▸ **DIRECTIVE**
Find each line holding "的运动过程中" and copy it out.

▸ **RECORDED DATA**
## Begin

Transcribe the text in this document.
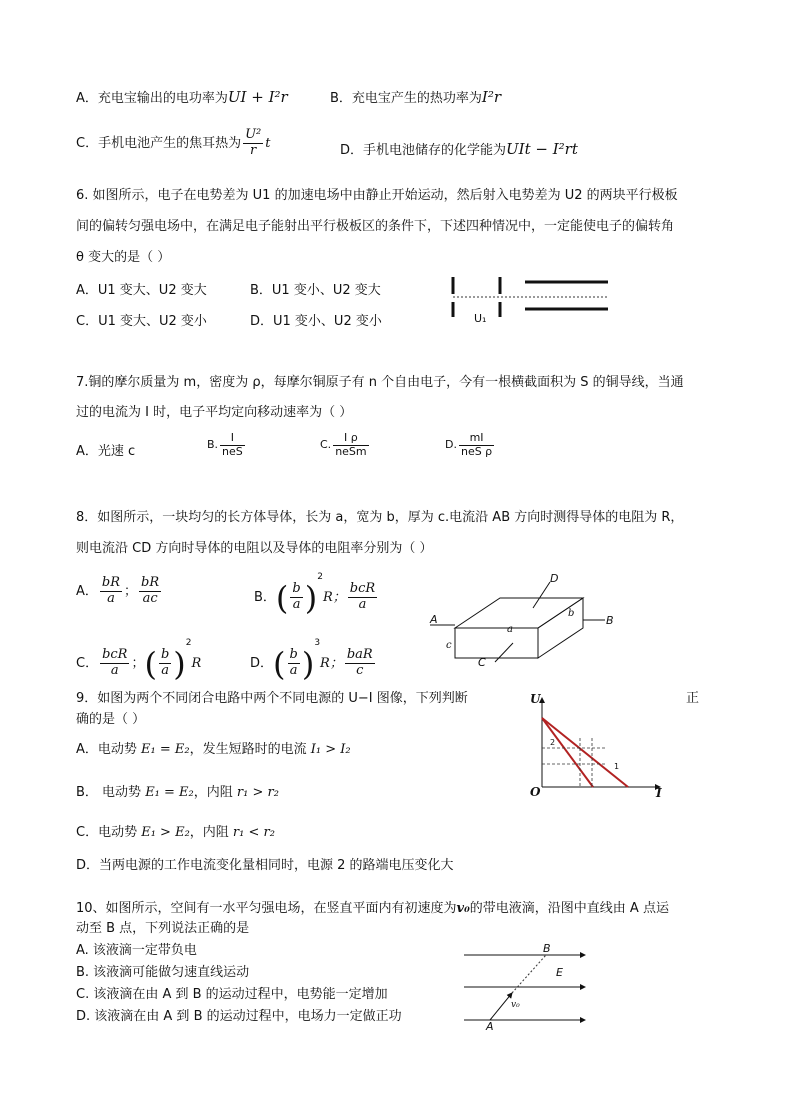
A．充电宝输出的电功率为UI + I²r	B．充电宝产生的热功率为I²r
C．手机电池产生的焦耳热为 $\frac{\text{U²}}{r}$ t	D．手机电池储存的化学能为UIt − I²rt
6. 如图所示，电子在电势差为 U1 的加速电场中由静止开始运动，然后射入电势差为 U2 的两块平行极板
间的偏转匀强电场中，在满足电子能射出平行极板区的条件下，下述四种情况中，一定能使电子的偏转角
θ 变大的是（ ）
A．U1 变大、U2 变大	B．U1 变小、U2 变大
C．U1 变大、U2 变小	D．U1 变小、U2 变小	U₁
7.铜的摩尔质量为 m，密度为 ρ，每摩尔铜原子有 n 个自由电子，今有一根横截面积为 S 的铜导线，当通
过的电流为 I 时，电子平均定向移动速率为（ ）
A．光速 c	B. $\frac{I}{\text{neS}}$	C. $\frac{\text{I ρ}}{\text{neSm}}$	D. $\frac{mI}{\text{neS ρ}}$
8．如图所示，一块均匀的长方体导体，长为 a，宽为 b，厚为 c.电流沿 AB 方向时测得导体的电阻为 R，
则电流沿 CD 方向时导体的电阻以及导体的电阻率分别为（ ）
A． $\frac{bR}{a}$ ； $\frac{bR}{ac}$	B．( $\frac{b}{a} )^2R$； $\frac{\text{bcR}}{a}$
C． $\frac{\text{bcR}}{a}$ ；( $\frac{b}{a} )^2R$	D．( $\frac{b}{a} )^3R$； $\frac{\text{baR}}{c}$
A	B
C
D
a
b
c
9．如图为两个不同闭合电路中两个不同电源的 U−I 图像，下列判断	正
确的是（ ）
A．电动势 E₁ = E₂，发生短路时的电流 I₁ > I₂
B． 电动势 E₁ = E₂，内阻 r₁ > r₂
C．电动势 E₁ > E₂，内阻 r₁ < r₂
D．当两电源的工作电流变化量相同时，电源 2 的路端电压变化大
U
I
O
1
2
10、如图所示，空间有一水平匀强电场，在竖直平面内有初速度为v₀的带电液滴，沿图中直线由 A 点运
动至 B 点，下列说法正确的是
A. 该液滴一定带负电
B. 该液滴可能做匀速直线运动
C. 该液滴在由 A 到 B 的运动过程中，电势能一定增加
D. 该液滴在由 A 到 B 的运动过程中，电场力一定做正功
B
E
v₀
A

## End

▸ **EXPECTED ANSWER**
C. 该液滴在由 A 到 B 的运动过程中，电势能一定增加
D. 该液滴在由 A 到 B 的运动过程中，电场力一定做正功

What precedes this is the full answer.